** START DATASET **

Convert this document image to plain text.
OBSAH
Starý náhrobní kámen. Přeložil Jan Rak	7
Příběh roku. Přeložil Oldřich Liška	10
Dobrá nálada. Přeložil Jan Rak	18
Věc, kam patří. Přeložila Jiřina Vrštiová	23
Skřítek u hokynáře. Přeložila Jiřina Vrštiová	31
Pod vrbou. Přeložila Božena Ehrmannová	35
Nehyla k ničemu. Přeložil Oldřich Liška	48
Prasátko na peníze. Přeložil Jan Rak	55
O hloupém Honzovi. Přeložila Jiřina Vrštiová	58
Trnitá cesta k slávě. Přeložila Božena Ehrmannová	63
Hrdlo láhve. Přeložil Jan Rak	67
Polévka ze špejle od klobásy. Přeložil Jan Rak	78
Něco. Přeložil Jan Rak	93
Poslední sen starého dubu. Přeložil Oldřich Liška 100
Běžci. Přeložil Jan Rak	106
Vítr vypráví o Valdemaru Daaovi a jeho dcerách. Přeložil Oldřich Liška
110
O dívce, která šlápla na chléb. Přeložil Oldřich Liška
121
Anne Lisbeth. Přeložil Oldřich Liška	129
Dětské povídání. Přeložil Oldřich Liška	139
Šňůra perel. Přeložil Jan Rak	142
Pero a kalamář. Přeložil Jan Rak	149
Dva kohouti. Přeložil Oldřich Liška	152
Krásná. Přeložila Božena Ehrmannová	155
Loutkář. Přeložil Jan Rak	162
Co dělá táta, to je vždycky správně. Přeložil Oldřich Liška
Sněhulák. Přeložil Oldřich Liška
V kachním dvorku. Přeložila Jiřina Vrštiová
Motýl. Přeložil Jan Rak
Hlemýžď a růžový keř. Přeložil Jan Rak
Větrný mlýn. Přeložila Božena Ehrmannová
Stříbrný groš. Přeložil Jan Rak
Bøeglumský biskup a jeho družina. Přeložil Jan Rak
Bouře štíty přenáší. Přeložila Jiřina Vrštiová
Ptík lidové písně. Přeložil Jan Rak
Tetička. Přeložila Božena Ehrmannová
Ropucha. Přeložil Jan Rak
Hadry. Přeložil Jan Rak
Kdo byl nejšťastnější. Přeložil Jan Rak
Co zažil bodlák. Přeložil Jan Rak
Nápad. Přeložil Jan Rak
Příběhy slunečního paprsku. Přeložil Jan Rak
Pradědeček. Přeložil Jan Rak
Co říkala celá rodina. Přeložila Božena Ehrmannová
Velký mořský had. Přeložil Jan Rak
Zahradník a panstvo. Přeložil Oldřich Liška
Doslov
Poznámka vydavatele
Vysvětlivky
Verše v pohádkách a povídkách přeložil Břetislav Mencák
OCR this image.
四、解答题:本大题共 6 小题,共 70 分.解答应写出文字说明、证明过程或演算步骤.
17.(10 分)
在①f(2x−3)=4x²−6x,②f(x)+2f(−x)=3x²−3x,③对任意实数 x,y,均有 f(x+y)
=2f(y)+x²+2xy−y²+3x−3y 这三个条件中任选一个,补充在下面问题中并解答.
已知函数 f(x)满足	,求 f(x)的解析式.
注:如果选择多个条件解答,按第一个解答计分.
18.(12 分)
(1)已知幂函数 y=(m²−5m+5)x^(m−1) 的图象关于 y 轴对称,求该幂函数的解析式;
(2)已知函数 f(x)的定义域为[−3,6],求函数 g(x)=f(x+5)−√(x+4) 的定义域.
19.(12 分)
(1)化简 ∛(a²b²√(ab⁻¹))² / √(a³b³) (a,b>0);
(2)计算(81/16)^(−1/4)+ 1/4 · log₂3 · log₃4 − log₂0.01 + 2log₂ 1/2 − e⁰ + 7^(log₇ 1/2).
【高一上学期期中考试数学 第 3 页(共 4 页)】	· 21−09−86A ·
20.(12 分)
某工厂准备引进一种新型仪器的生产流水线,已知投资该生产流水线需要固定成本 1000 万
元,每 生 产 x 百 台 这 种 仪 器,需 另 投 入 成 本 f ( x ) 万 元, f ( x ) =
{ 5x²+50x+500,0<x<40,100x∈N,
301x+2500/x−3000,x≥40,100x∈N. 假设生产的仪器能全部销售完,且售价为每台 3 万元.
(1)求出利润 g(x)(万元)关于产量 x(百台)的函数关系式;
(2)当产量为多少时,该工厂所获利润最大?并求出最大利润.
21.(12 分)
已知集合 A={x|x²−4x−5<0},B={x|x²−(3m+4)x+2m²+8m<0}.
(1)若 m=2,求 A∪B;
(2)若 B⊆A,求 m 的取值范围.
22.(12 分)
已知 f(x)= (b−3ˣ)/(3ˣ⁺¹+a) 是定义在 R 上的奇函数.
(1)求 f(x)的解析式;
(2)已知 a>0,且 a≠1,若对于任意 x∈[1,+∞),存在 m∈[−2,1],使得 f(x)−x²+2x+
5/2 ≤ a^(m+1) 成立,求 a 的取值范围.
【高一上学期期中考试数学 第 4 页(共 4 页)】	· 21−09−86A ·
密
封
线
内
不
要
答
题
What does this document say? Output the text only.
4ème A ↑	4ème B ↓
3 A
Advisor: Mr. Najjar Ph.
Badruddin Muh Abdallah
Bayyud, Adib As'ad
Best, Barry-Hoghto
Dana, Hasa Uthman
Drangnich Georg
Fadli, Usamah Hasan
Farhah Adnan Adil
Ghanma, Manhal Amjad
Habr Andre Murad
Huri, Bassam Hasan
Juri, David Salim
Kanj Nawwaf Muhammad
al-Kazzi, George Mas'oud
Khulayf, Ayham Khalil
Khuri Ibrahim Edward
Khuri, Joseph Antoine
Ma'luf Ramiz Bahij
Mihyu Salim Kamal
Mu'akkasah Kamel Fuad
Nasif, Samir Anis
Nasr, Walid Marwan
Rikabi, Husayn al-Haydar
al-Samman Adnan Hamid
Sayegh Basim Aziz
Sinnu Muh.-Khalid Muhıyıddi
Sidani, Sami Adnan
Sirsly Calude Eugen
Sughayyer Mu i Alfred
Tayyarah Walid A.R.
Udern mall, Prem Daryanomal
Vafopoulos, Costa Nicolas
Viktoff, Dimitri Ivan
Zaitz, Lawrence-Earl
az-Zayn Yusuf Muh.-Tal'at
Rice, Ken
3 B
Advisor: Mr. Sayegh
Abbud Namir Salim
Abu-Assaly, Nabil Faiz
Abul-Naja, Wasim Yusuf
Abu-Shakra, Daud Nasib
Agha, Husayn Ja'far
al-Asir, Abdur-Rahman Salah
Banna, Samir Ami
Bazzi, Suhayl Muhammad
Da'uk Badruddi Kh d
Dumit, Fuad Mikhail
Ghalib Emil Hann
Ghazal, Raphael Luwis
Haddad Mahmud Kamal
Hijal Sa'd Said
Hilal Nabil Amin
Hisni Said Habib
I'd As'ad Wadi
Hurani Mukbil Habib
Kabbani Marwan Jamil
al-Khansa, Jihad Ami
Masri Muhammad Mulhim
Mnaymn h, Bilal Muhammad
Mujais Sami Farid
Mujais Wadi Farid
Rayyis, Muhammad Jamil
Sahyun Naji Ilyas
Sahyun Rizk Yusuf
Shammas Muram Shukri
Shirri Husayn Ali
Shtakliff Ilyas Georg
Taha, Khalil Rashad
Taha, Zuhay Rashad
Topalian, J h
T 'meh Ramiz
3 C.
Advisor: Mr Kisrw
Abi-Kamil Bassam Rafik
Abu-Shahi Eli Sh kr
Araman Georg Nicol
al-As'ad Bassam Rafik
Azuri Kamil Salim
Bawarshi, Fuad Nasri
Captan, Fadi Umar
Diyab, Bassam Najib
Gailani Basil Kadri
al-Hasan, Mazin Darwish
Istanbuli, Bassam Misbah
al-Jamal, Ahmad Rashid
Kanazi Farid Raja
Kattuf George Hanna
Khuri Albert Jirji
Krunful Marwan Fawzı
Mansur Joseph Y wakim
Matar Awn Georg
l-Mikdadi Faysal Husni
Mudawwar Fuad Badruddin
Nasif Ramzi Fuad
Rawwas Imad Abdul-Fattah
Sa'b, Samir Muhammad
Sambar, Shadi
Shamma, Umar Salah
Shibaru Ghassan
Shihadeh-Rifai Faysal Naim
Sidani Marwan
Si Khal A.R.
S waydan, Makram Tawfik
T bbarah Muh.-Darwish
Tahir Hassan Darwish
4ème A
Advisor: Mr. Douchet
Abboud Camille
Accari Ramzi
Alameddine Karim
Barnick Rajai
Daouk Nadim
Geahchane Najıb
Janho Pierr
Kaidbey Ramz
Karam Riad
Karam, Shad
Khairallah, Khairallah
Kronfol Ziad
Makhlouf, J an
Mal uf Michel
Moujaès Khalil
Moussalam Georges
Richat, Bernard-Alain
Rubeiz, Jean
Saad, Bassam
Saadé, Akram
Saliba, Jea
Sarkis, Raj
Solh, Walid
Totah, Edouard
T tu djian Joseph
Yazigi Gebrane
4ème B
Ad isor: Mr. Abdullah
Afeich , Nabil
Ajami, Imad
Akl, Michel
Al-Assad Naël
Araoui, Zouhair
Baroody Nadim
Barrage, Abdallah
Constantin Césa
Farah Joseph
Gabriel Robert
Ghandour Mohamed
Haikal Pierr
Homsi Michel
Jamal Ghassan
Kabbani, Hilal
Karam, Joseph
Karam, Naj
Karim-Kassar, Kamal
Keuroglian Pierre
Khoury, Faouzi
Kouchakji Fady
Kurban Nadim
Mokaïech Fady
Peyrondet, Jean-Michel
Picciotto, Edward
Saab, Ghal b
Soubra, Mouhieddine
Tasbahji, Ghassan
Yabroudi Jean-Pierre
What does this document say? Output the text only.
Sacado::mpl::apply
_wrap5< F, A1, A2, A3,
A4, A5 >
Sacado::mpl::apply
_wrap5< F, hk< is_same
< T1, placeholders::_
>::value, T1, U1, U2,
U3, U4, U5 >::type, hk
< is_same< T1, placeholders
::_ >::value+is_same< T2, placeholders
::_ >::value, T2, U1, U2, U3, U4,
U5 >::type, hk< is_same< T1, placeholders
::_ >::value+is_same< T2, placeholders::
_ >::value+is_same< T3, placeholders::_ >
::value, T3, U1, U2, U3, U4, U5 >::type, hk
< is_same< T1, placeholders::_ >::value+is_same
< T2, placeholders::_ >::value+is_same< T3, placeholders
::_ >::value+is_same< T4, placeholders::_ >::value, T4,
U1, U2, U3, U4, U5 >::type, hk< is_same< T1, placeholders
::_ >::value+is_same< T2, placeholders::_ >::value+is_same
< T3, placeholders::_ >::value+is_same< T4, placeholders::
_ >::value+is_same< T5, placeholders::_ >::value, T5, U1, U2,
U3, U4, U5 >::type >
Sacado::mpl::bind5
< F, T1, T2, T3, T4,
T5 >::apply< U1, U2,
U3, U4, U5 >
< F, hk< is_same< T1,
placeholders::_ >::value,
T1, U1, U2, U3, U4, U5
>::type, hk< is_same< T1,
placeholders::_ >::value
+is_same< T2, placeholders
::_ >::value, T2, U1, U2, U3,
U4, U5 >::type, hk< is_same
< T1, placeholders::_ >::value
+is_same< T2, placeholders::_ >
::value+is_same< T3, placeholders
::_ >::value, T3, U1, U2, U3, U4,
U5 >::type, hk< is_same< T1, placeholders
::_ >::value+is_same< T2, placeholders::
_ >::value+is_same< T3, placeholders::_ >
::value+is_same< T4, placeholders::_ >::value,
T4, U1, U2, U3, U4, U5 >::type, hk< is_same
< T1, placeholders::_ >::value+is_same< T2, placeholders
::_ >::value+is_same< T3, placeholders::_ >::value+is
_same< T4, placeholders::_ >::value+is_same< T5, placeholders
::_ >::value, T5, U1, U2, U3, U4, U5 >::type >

** END DATASET **

#### WRITTEN EXERCISE:
From the listing above, collect every line that mentions the word "Faysal".

#### RESULT OF THIS EXERCISE:
l-Mikdadi Faysal Husni
Shihadeh-Rifai Faysal Naim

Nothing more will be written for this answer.